* _TO BE DONE_
Tally the lines of the listing that contain the string "CORRELATION". Give the number and nothing else.

--- Start DATA ROWS ---

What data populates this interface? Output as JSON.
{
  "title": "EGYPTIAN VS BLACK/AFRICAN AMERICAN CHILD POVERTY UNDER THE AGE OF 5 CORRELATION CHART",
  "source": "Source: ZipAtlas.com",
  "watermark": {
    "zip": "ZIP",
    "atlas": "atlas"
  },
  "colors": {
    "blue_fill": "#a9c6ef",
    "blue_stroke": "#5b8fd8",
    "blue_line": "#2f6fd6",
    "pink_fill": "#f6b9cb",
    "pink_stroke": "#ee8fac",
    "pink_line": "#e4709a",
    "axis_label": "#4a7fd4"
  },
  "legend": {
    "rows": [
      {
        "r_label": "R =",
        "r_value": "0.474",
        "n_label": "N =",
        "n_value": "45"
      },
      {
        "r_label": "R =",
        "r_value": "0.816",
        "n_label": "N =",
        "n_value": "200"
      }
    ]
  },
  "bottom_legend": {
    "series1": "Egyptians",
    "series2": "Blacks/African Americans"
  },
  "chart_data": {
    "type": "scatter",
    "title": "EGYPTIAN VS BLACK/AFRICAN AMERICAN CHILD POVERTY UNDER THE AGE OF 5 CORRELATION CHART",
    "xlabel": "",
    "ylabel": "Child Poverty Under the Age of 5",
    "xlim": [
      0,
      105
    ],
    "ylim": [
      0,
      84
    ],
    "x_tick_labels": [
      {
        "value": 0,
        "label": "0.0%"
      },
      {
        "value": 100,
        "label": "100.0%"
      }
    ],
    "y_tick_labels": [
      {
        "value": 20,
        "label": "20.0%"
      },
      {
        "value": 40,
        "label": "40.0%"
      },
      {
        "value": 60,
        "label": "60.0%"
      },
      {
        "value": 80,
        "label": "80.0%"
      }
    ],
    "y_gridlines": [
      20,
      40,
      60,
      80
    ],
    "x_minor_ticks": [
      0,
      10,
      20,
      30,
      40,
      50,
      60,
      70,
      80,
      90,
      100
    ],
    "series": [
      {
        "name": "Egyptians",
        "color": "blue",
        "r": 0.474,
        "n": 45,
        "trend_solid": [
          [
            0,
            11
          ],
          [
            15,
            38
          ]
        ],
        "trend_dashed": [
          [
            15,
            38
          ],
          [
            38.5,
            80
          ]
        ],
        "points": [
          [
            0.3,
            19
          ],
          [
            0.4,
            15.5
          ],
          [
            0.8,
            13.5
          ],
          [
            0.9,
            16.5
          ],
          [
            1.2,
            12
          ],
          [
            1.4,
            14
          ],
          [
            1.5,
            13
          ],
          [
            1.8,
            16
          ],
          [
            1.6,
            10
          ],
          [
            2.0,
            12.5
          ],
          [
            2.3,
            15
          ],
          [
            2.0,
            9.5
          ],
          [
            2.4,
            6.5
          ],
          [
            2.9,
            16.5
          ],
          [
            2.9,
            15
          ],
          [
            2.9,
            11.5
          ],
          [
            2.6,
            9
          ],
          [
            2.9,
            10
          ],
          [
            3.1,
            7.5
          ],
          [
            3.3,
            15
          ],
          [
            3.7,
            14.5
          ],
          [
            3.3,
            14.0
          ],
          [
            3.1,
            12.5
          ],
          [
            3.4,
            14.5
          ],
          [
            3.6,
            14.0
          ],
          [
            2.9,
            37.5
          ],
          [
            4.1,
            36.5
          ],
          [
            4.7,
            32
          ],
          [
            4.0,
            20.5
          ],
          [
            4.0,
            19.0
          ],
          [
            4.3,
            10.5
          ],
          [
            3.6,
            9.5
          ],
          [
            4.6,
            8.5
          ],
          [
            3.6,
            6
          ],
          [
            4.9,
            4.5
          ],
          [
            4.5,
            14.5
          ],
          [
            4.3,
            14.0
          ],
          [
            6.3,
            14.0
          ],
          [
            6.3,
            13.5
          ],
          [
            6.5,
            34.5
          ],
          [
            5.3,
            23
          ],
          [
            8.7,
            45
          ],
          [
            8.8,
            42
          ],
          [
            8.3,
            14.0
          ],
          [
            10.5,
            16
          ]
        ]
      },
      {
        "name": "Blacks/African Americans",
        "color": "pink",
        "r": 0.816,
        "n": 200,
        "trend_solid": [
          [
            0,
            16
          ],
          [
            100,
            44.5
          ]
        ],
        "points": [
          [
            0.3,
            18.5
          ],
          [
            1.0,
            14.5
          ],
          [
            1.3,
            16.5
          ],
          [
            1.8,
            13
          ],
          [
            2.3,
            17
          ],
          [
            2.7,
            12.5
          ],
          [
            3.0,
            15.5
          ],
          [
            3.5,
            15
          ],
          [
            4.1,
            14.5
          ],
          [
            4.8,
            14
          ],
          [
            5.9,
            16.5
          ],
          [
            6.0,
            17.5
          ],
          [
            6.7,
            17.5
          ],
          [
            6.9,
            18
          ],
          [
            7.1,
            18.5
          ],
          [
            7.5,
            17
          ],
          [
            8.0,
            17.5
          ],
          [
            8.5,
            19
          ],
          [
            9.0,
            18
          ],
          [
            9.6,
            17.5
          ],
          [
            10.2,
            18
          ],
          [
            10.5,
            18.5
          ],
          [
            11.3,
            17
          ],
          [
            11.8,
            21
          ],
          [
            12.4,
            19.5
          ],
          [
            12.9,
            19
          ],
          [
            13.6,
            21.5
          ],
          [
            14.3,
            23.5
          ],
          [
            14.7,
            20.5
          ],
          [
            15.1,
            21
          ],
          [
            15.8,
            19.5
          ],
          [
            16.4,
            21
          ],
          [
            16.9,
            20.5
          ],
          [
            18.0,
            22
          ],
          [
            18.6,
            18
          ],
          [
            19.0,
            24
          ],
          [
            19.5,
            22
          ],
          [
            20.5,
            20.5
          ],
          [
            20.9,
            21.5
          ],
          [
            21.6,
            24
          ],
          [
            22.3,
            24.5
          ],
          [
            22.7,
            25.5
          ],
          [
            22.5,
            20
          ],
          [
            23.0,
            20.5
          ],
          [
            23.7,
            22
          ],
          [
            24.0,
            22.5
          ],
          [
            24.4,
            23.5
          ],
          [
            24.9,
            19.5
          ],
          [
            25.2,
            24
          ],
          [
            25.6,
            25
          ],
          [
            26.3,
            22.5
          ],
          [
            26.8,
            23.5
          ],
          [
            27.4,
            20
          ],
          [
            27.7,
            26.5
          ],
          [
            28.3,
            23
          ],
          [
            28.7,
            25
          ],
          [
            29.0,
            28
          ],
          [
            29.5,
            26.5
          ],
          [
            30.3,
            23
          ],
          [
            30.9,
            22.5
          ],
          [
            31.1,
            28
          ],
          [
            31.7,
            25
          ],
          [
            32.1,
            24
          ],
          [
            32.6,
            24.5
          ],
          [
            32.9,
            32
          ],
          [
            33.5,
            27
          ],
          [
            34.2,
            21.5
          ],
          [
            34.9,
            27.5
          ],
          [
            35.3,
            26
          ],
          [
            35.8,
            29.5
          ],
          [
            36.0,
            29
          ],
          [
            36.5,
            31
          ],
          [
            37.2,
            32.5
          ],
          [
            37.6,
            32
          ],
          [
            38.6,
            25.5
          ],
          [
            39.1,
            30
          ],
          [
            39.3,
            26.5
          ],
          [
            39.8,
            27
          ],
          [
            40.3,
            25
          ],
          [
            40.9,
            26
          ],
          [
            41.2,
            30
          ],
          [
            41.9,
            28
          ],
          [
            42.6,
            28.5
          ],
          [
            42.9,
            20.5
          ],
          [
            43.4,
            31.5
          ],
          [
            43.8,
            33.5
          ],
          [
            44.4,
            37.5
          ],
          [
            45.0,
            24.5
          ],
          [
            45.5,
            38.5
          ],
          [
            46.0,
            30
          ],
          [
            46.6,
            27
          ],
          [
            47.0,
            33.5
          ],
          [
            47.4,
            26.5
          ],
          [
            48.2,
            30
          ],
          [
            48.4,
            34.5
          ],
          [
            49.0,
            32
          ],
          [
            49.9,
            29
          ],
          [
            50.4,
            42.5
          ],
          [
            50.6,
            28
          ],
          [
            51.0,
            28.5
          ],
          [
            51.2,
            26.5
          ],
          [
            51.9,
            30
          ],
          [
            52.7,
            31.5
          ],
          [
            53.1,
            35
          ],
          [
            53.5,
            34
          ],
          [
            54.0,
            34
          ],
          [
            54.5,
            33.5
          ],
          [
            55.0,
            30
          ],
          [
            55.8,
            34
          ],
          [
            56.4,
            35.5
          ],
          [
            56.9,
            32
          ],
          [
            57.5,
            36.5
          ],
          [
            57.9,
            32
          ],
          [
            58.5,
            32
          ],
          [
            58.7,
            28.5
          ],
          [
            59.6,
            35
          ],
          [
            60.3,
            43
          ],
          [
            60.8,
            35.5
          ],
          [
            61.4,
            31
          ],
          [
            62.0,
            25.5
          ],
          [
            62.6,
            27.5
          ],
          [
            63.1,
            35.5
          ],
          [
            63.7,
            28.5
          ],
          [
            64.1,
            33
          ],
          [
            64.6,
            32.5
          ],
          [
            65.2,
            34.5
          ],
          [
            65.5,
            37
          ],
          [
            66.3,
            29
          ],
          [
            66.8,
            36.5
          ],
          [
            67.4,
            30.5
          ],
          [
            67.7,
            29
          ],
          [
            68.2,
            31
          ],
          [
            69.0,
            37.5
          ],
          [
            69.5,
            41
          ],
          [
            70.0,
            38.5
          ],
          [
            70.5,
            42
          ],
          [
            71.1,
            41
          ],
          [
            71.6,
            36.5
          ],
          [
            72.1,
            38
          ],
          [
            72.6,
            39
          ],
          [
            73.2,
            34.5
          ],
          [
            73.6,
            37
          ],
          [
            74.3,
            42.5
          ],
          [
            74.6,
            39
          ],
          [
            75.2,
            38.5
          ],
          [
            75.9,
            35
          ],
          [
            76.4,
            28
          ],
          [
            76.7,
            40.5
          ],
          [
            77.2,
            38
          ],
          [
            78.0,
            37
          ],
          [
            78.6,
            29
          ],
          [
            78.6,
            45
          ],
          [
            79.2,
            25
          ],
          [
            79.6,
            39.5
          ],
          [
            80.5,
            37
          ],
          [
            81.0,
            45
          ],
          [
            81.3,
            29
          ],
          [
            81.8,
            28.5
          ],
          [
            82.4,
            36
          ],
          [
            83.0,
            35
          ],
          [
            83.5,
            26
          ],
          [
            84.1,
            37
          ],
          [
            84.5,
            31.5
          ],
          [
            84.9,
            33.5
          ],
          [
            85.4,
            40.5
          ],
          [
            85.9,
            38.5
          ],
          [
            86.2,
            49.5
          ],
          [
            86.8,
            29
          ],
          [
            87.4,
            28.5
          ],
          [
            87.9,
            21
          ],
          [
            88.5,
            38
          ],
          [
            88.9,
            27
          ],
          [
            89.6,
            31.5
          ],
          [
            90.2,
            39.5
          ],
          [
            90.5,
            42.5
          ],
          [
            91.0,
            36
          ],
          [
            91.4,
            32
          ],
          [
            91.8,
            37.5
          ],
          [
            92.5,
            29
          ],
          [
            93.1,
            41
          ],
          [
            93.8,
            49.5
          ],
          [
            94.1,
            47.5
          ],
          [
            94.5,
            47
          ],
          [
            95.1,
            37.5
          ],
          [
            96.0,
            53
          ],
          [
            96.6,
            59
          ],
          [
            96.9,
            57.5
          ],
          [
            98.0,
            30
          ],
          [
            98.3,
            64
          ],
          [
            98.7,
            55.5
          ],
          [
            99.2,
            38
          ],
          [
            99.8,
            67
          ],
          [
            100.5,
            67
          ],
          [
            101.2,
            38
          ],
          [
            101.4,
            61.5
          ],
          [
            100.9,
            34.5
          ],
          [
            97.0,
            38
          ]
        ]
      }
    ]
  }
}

--- End DATA ROWS ---

* _PROBLEM SOLUTION_
2